Stated goal
In the records below, find each line containing the word "Second" and copy it.
-*-
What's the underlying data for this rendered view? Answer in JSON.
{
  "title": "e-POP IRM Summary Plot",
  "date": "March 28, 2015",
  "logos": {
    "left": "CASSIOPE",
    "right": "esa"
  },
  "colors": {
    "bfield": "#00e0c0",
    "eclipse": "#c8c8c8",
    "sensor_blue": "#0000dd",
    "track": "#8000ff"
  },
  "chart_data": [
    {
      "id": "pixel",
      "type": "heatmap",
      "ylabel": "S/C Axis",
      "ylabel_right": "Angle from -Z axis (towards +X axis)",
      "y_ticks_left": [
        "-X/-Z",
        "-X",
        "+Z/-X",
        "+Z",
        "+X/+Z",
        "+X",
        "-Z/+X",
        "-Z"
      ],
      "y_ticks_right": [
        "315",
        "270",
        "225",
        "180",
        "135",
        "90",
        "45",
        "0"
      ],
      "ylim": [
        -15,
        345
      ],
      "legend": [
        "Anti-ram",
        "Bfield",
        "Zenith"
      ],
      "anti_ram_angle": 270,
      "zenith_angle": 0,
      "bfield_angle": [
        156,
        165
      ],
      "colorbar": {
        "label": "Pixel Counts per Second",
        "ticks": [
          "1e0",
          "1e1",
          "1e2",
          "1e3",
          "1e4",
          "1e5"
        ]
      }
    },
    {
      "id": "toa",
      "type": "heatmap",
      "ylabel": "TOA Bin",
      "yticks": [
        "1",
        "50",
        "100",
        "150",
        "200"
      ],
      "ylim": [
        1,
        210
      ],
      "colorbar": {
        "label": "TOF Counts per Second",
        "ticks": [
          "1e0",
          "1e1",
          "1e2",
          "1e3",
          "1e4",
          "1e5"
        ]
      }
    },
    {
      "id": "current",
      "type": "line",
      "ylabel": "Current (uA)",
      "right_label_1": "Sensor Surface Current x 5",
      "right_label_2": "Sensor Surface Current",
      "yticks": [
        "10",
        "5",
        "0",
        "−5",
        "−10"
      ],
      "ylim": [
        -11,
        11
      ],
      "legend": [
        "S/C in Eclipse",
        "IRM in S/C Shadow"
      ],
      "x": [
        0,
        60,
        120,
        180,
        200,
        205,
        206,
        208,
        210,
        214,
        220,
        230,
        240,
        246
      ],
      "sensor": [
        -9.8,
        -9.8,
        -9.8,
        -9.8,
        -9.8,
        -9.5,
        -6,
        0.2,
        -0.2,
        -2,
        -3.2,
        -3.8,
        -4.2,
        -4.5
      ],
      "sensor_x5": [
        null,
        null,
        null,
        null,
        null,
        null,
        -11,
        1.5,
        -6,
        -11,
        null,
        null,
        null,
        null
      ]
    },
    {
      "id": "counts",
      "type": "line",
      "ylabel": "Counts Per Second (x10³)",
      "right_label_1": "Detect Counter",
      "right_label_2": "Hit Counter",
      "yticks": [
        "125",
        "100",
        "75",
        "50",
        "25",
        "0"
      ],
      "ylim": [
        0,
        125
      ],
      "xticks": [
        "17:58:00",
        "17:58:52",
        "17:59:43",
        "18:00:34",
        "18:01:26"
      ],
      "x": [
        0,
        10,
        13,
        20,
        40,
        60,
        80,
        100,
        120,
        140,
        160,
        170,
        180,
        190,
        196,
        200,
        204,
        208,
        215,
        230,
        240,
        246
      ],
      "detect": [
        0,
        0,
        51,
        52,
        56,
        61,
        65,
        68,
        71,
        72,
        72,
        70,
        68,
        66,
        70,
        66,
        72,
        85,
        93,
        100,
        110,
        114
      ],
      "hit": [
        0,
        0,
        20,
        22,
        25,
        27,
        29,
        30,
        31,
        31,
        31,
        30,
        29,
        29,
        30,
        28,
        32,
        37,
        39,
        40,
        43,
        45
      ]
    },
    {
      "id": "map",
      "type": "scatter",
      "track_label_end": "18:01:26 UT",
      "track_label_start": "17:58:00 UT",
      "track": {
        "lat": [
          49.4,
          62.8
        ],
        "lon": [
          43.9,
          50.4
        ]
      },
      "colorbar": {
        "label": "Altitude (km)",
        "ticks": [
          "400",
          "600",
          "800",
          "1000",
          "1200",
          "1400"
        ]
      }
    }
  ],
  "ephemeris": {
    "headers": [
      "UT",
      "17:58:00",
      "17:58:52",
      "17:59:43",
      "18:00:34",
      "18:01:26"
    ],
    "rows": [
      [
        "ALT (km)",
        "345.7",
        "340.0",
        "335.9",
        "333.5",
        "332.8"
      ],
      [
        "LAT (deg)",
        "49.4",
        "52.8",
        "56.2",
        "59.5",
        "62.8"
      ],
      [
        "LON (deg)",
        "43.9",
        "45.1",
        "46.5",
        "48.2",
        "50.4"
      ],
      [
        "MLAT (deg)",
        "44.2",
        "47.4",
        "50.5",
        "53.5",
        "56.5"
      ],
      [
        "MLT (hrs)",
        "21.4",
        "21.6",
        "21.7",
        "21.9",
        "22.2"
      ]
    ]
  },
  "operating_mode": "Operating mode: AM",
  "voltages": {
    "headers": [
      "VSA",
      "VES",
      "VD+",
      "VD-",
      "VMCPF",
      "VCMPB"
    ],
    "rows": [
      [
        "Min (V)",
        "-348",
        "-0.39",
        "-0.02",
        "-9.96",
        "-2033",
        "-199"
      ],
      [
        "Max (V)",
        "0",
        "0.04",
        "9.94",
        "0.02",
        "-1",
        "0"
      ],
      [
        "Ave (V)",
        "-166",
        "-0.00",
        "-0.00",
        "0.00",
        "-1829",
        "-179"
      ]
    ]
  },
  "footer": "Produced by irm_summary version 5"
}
-*-
The output
        "label": "Pixel Counts per Second",
        "label": "TOF Counts per Second",
      "ylabel": "Counts Per Second (x10³)",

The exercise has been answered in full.